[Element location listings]

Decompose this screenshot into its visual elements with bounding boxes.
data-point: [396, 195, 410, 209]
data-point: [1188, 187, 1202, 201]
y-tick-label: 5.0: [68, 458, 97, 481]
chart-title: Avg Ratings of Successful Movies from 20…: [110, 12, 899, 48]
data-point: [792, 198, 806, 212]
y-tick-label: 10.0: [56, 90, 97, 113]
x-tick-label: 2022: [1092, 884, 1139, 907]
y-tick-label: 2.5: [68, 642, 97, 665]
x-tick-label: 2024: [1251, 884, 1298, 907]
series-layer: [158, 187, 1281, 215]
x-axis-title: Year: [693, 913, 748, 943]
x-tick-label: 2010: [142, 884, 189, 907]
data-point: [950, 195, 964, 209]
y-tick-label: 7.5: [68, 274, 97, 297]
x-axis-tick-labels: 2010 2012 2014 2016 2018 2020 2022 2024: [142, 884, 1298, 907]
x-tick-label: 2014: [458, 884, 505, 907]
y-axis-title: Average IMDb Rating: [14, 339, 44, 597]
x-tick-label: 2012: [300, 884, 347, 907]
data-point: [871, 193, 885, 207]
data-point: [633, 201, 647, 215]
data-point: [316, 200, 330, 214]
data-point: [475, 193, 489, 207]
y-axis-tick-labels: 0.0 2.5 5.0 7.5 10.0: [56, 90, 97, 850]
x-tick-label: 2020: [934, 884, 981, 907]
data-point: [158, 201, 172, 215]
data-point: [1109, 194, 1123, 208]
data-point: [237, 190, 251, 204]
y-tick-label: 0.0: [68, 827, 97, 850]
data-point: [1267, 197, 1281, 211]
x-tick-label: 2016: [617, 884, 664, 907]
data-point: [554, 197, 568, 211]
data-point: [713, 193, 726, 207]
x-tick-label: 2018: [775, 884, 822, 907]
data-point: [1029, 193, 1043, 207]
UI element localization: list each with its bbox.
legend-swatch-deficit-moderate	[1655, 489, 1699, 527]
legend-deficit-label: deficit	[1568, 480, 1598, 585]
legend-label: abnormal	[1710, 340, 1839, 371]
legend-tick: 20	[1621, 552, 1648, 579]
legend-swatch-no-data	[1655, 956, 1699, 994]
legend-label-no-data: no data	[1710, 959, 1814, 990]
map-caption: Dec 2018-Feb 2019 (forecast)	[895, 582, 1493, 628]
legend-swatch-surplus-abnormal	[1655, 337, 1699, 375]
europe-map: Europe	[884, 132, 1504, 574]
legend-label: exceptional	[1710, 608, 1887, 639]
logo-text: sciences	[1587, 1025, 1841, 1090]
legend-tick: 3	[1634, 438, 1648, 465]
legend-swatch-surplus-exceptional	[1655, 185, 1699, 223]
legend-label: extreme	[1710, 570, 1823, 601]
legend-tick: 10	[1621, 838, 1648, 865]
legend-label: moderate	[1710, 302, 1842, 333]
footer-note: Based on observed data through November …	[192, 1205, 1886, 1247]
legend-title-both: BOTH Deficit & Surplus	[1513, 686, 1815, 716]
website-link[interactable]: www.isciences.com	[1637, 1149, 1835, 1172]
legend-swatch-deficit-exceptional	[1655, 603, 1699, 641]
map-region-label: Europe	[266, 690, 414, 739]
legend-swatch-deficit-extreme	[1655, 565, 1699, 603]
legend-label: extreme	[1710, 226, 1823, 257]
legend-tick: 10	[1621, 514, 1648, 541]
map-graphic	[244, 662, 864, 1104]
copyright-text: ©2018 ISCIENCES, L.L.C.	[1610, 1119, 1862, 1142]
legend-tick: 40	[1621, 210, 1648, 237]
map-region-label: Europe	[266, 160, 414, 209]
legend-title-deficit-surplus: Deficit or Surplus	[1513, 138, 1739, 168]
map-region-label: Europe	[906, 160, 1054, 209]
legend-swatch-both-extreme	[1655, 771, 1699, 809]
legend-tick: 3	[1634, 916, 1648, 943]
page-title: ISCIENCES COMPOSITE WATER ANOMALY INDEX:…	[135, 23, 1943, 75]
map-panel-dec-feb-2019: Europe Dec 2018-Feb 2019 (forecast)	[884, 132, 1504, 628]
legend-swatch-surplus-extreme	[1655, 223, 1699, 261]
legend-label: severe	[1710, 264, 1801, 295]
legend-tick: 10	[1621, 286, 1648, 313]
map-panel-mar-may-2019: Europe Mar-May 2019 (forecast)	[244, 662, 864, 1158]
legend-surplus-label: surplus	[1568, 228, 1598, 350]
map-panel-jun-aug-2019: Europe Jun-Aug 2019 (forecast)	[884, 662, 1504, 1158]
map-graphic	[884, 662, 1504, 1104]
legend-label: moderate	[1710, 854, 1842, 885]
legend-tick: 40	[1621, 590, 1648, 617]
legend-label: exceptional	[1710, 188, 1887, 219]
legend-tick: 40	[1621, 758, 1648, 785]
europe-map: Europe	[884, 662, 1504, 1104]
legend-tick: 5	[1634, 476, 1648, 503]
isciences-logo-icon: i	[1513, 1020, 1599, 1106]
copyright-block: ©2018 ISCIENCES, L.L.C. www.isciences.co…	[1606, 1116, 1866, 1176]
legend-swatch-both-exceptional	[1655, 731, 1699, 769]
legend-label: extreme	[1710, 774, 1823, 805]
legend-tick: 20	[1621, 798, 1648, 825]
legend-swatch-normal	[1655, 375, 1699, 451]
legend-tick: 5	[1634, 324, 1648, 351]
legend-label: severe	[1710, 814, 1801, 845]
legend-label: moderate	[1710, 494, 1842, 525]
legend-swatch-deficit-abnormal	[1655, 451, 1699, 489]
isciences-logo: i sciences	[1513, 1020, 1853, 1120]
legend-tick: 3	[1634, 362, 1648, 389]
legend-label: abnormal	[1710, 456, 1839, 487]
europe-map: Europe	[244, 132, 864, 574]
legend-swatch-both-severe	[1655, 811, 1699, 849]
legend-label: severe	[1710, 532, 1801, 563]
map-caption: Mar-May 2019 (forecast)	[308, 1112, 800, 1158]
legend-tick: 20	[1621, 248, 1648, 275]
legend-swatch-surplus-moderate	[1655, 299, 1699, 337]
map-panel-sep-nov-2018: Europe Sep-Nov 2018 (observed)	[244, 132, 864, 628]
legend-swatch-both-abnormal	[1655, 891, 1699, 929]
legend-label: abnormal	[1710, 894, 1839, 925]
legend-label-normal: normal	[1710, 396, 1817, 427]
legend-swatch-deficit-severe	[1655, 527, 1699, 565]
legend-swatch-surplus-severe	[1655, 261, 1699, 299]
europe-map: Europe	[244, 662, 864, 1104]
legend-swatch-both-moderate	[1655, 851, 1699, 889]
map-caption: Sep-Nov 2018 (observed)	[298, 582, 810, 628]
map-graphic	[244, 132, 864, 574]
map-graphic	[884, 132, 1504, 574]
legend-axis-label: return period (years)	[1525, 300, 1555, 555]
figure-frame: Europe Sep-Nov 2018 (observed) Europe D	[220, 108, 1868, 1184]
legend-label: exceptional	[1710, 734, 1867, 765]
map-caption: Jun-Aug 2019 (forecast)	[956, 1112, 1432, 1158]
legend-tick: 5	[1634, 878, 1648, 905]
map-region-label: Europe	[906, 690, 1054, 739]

» SET PROBLEM:
Extract every line of each listing above verbatim.

» EXERCISE OUTPUT:
Decompose this screenshot into its visual elements with bounding boxes.
data-point: [396, 195, 410, 209]
data-point: [1188, 187, 1202, 201]
y-tick-label: 5.0: [68, 458, 97, 481]
chart-title: Avg Ratings of Successful Movies from 20…: [110, 12, 899, 48]
data-point: [792, 198, 806, 212]
y-tick-label: 10.0: [56, 90, 97, 113]
x-tick-label: 2022: [1092, 884, 1139, 907]
y-tick-label: 2.5: [68, 642, 97, 665]
x-tick-label: 2024: [1251, 884, 1298, 907]
series-layer: [158, 187, 1281, 215]
x-axis-title: Year: [693, 913, 748, 943]
x-tick-label: 2010: [142, 884, 189, 907]
data-point: [950, 195, 964, 209]
y-tick-label: 7.5: [68, 274, 97, 297]
x-axis-tick-labels: 2010 2012 2014 2016 2018 2020 2022 2024: [142, 884, 1298, 907]
x-tick-label: 2014: [458, 884, 505, 907]
y-axis-title: Average IMDb Rating: [14, 339, 44, 597]
x-tick-label: 2012: [300, 884, 347, 907]
data-point: [871, 193, 885, 207]
data-point: [633, 201, 647, 215]
data-point: [316, 200, 330, 214]
data-point: [475, 193, 489, 207]
y-axis-tick-labels: 0.0 2.5 5.0 7.5 10.0: [56, 90, 97, 850]
x-tick-label: 2020: [934, 884, 981, 907]
data-point: [158, 201, 172, 215]
data-point: [1109, 194, 1123, 208]
data-point: [237, 190, 251, 204]
y-tick-label: 0.0: [68, 827, 97, 850]
data-point: [1267, 197, 1281, 211]
x-tick-label: 2016: [617, 884, 664, 907]
data-point: [554, 197, 568, 211]
data-point: [713, 193, 726, 207]
x-tick-label: 2018: [775, 884, 822, 907]
data-point: [1029, 193, 1043, 207]
UI element localization: list each with its bbox.
legend-swatch-deficit-moderate	[1655, 489, 1699, 527]
legend-deficit-label: deficit	[1568, 480, 1598, 585]
legend-label: abnormal	[1710, 340, 1839, 371]
legend-tick: 20	[1621, 552, 1648, 579]
legend-swatch-no-data	[1655, 956, 1699, 994]
legend-label-no-data: no data	[1710, 959, 1814, 990]
map-caption: Dec 2018-Feb 2019 (forecast)	[895, 582, 1493, 628]
legend-swatch-surplus-abnormal	[1655, 337, 1699, 375]
europe-map: Europe	[884, 132, 1504, 574]
legend-label: exceptional	[1710, 608, 1887, 639]
logo-text: sciences	[1587, 1025, 1841, 1090]
legend-tick: 3	[1634, 438, 1648, 465]
legend-swatch-surplus-exceptional	[1655, 185, 1699, 223]
legend-label: extreme	[1710, 570, 1823, 601]
legend-tick: 10	[1621, 838, 1648, 865]
legend-label: moderate	[1710, 302, 1842, 333]
footer-note: Based on observed data through November …	[192, 1205, 1886, 1247]
legend-title-both: BOTH Deficit & Surplus	[1513, 686, 1815, 716]
website-link[interactable]: www.isciences.com	[1637, 1149, 1835, 1172]
legend-swatch-deficit-exceptional	[1655, 603, 1699, 641]
map-region-label: Europe	[266, 690, 414, 739]
legend-swatch-deficit-extreme	[1655, 565, 1699, 603]
legend-label: extreme	[1710, 226, 1823, 257]
legend-tick: 10	[1621, 514, 1648, 541]
map-graphic	[244, 662, 864, 1104]
copyright-text: ©2018 ISCIENCES, L.L.C.	[1610, 1119, 1862, 1142]
legend-tick: 40	[1621, 210, 1648, 237]
map-region-label: Europe	[266, 160, 414, 209]
legend-title-deficit-surplus: Deficit or Surplus	[1513, 138, 1739, 168]
map-region-label: Europe	[906, 160, 1054, 209]
legend-swatch-both-extreme	[1655, 771, 1699, 809]
legend-tick: 3	[1634, 916, 1648, 943]
page-title: ISCIENCES COMPOSITE WATER ANOMALY INDEX:…	[135, 23, 1943, 75]
map-panel-dec-feb-2019: Europe Dec 2018-Feb 2019 (forecast)	[884, 132, 1504, 628]
legend-swatch-surplus-extreme	[1655, 223, 1699, 261]
legend-label: severe	[1710, 264, 1801, 295]
legend-tick: 10	[1621, 286, 1648, 313]
map-panel-mar-may-2019: Europe Mar-May 2019 (forecast)	[244, 662, 864, 1158]
legend-surplus-label: surplus	[1568, 228, 1598, 350]
map-panel-jun-aug-2019: Europe Jun-Aug 2019 (forecast)	[884, 662, 1504, 1158]
map-graphic	[884, 662, 1504, 1104]
legend-label: moderate	[1710, 854, 1842, 885]
legend-tick: 40	[1621, 590, 1648, 617]
legend-label: exceptional	[1710, 188, 1887, 219]
legend-tick: 40	[1621, 758, 1648, 785]
europe-map: Europe	[884, 662, 1504, 1104]
legend-tick: 5	[1634, 476, 1648, 503]
isciences-logo-icon: i	[1513, 1020, 1599, 1106]
copyright-block: ©2018 ISCIENCES, L.L.C. www.isciences.co…	[1606, 1116, 1866, 1176]
legend-swatch-both-exceptional	[1655, 731, 1699, 769]
legend-label: extreme	[1710, 774, 1823, 805]
legend-tick: 20	[1621, 798, 1648, 825]
legend-swatch-normal	[1655, 375, 1699, 451]
legend-tick: 5	[1634, 324, 1648, 351]
legend-label: severe	[1710, 814, 1801, 845]
legend-label: moderate	[1710, 494, 1842, 525]
legend-swatch-deficit-abnormal	[1655, 451, 1699, 489]
isciences-logo: i sciences	[1513, 1020, 1853, 1120]
legend-tick: 3	[1634, 362, 1648, 389]
legend-label: abnormal	[1710, 456, 1839, 487]
europe-map: Europe	[244, 132, 864, 574]
legend-swatch-both-severe	[1655, 811, 1699, 849]
legend-label: severe	[1710, 532, 1801, 563]
map-caption: Mar-May 2019 (forecast)	[308, 1112, 800, 1158]
legend-tick: 20	[1621, 248, 1648, 275]
legend-swatch-surplus-moderate	[1655, 299, 1699, 337]
map-panel-sep-nov-2018: Europe Sep-Nov 2018 (observed)	[244, 132, 864, 628]
legend-swatch-both-abnormal	[1655, 891, 1699, 929]
legend-label: abnormal	[1710, 894, 1839, 925]
legend-label-normal: normal	[1710, 396, 1817, 427]
legend-swatch-deficit-severe	[1655, 527, 1699, 565]
legend-swatch-surplus-severe	[1655, 261, 1699, 299]
europe-map: Europe	[244, 662, 864, 1104]
legend-swatch-both-moderate	[1655, 851, 1699, 889]
map-caption: Sep-Nov 2018 (observed)	[298, 582, 810, 628]
map-graphic	[244, 132, 864, 574]
map-graphic	[884, 132, 1504, 574]
legend-axis-label: return period (years)	[1525, 300, 1555, 555]
figure-frame: Europe Sep-Nov 2018 (observed) Europe D	[220, 108, 1868, 1184]
legend-label: exceptional	[1710, 734, 1867, 765]
map-caption: Jun-Aug 2019 (forecast)	[956, 1112, 1432, 1158]
legend-tick: 5	[1634, 878, 1648, 905]
map-region-label: Europe	[906, 690, 1054, 739]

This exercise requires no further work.